[Saved data entries]
-------------------------

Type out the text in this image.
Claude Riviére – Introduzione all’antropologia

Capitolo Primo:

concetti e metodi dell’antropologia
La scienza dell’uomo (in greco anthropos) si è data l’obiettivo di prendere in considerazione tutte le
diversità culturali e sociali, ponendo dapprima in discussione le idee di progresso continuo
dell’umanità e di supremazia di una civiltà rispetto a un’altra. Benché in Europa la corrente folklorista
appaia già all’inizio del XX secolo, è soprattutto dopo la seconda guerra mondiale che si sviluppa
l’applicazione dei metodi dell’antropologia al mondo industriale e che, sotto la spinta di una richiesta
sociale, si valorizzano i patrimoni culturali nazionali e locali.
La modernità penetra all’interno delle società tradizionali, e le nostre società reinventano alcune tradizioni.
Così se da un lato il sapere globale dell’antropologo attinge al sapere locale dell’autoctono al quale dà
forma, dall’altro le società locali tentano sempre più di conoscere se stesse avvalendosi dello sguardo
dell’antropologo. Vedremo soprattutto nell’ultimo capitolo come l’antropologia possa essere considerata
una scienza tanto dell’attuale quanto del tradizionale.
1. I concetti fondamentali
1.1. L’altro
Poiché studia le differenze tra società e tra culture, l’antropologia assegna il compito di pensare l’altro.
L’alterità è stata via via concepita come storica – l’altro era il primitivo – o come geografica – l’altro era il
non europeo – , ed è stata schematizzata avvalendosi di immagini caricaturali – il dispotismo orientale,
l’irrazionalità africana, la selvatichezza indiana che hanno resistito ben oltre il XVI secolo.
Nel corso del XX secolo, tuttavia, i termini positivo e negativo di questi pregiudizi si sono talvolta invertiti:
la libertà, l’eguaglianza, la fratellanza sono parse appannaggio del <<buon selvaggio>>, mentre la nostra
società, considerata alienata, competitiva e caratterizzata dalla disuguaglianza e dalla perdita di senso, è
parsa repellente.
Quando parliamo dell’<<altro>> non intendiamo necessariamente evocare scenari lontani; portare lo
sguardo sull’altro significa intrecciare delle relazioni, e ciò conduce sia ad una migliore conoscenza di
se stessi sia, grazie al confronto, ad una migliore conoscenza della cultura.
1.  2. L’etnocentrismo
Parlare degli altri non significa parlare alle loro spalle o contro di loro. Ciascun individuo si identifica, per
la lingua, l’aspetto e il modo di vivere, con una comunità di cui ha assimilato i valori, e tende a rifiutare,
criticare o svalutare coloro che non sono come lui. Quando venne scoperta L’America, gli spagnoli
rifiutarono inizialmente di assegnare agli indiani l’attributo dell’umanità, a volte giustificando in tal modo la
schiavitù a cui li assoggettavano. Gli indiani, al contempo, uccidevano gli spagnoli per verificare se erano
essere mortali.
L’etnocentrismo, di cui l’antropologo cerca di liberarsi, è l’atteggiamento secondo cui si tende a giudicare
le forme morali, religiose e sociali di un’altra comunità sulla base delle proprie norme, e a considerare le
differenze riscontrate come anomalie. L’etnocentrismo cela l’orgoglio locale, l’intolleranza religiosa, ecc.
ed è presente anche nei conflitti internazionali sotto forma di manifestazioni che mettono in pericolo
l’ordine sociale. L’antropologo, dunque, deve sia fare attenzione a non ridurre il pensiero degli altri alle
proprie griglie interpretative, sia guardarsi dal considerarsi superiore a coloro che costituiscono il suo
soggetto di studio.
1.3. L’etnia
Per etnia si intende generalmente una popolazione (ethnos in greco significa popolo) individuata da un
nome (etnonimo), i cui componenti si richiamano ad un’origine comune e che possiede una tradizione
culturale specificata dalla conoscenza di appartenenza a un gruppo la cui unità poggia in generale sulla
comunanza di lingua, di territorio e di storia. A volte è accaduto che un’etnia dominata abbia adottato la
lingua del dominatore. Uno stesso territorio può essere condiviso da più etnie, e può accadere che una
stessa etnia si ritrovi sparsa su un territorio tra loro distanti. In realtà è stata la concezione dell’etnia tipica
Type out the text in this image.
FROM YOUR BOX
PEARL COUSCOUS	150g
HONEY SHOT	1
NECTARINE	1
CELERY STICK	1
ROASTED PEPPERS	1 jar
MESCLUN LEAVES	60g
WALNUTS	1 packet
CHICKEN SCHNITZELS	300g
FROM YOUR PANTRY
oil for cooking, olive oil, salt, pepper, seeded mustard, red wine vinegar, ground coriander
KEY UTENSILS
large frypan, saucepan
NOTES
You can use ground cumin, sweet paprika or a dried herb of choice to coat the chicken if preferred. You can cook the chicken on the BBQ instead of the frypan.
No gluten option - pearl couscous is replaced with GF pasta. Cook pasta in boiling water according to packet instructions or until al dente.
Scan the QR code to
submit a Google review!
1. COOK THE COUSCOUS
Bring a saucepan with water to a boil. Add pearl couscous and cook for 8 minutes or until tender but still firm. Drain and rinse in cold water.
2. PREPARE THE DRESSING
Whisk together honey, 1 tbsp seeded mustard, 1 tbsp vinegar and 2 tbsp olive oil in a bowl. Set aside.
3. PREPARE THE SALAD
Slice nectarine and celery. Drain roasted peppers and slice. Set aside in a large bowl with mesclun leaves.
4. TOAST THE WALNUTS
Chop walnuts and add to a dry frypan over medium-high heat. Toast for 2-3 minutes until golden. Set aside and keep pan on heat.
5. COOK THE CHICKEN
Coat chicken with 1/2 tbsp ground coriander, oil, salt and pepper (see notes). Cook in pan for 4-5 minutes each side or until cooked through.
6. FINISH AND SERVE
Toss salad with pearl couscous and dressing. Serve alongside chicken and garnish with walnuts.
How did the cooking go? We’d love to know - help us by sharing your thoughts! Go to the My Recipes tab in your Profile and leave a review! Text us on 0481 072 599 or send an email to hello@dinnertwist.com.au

-------------------------

> Task goal: From the listing above, pick out every line containing "coriander".

> Expected output:
oil for cooking, olive oil, salt, pepper, seeded mustard, red wine vinegar, ground coriander
Coat chicken with 1/2 tbsp ground coriander, oil, salt and pepper (see notes). Cook in pan for 4-5 minutes each side or until cooked through.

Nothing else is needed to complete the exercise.